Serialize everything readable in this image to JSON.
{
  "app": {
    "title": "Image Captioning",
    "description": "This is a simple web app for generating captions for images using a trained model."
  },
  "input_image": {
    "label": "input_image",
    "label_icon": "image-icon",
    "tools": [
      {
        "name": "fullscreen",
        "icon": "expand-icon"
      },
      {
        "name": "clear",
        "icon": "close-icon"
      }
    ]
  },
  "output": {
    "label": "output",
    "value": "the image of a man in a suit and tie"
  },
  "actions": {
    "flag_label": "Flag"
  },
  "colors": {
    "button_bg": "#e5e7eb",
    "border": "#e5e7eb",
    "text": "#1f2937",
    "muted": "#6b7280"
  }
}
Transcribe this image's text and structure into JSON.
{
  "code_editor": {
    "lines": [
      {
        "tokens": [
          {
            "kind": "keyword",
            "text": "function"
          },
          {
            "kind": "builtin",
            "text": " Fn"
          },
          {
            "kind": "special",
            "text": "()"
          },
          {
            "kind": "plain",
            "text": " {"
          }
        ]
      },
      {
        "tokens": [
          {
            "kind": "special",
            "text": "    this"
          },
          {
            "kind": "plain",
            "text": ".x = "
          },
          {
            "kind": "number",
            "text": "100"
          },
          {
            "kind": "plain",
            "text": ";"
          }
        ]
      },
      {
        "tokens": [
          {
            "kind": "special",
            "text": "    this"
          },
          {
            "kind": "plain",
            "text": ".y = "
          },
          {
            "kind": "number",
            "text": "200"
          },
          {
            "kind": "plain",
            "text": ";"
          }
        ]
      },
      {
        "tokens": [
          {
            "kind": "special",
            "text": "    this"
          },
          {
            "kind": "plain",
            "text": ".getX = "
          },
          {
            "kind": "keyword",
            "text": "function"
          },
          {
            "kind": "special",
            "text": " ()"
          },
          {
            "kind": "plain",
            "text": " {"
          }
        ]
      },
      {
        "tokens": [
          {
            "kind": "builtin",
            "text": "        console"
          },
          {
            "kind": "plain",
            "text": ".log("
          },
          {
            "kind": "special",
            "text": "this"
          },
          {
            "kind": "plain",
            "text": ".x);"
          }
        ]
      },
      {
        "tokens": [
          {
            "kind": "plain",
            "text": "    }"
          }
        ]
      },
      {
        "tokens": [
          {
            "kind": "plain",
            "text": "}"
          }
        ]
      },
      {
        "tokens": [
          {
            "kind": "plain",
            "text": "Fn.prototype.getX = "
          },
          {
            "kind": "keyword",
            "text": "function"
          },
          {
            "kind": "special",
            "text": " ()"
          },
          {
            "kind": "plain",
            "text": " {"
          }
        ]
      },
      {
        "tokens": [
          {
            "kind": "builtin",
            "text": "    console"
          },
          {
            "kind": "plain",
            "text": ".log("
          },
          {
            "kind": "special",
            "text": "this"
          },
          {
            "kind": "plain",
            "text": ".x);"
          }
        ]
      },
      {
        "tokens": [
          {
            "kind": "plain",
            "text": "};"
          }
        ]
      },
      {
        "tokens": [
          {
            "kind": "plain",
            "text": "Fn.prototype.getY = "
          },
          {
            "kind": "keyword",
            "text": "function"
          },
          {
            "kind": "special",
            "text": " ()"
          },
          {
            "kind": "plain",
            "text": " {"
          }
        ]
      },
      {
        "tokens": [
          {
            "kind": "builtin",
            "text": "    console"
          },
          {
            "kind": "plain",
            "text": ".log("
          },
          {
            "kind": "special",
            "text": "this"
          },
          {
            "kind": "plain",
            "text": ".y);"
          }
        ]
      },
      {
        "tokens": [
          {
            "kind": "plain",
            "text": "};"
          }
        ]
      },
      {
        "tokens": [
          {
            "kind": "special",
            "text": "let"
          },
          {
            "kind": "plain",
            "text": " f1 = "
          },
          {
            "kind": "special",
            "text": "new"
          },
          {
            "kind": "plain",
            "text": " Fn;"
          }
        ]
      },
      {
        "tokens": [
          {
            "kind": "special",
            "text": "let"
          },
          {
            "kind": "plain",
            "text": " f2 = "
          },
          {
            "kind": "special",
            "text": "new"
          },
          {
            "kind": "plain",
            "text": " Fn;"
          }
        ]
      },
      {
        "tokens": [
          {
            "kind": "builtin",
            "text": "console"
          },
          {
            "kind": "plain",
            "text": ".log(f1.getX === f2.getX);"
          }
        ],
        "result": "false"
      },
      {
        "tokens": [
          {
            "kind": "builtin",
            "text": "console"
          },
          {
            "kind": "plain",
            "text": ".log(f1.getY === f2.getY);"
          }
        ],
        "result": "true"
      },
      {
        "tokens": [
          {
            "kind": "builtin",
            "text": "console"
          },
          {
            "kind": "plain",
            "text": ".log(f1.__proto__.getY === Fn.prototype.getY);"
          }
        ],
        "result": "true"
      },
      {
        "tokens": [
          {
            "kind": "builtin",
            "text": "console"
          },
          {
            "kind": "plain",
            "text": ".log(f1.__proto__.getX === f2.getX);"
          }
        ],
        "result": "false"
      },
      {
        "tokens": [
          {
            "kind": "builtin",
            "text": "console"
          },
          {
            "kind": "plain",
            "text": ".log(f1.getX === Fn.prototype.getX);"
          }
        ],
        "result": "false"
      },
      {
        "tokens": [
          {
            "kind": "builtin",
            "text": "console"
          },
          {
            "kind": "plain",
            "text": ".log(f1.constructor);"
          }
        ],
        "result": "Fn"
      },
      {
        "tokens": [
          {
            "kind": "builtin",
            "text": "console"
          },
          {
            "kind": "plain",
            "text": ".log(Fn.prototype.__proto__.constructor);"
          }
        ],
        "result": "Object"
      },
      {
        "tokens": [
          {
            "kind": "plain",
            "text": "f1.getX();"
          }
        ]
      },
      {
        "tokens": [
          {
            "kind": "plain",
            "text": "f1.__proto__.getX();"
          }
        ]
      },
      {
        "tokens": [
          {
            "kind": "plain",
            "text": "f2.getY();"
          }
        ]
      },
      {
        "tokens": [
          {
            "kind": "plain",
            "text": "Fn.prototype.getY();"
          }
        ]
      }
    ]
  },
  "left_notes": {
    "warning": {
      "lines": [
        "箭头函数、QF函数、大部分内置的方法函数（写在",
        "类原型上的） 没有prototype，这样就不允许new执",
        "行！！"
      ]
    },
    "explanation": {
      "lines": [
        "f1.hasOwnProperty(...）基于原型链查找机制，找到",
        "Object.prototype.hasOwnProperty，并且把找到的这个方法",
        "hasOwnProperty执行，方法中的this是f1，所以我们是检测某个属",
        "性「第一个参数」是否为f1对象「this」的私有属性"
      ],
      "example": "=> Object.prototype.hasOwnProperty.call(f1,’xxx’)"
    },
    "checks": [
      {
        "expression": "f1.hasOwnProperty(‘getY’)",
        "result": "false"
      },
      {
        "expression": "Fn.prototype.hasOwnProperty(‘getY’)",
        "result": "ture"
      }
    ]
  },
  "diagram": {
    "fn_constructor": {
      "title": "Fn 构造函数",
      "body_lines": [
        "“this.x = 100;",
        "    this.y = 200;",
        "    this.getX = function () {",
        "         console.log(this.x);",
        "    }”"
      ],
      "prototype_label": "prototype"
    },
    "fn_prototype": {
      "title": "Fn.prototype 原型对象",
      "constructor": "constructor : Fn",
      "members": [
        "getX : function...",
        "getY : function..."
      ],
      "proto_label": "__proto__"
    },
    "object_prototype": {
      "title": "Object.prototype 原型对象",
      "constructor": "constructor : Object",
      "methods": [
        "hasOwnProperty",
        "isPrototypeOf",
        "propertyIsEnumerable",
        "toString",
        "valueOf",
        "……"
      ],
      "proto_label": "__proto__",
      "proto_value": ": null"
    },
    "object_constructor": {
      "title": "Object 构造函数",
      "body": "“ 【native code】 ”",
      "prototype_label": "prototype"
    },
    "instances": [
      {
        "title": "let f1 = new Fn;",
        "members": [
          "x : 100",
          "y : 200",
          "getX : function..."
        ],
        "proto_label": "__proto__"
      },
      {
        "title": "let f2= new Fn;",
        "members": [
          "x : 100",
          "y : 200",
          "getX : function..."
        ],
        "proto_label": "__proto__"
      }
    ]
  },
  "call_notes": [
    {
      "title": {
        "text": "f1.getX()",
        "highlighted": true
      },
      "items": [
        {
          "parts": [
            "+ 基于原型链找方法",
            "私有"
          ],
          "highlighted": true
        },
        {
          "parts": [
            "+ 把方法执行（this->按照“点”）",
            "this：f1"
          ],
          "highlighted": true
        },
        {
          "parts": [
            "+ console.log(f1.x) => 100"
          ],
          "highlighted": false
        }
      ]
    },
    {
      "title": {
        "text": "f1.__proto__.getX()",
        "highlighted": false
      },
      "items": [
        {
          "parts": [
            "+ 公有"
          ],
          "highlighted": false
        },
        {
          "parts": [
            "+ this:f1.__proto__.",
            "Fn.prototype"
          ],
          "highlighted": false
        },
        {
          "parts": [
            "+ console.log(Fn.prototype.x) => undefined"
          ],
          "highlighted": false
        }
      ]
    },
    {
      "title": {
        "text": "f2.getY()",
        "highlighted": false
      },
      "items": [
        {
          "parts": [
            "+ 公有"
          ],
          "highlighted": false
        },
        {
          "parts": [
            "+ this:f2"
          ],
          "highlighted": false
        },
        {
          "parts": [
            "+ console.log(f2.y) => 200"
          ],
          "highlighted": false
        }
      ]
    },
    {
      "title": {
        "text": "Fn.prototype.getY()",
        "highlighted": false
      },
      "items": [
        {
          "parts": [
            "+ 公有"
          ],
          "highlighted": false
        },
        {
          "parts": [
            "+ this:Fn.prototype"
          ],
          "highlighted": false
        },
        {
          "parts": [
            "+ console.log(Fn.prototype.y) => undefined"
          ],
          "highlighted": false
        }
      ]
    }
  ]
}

——————————

**Your objective:** All lines holding the word "JSON" should be picked out and copied.

**Exercise output:**
Serialize everything readable in this image to JSON.
Transcribe this image's text and structure into JSON.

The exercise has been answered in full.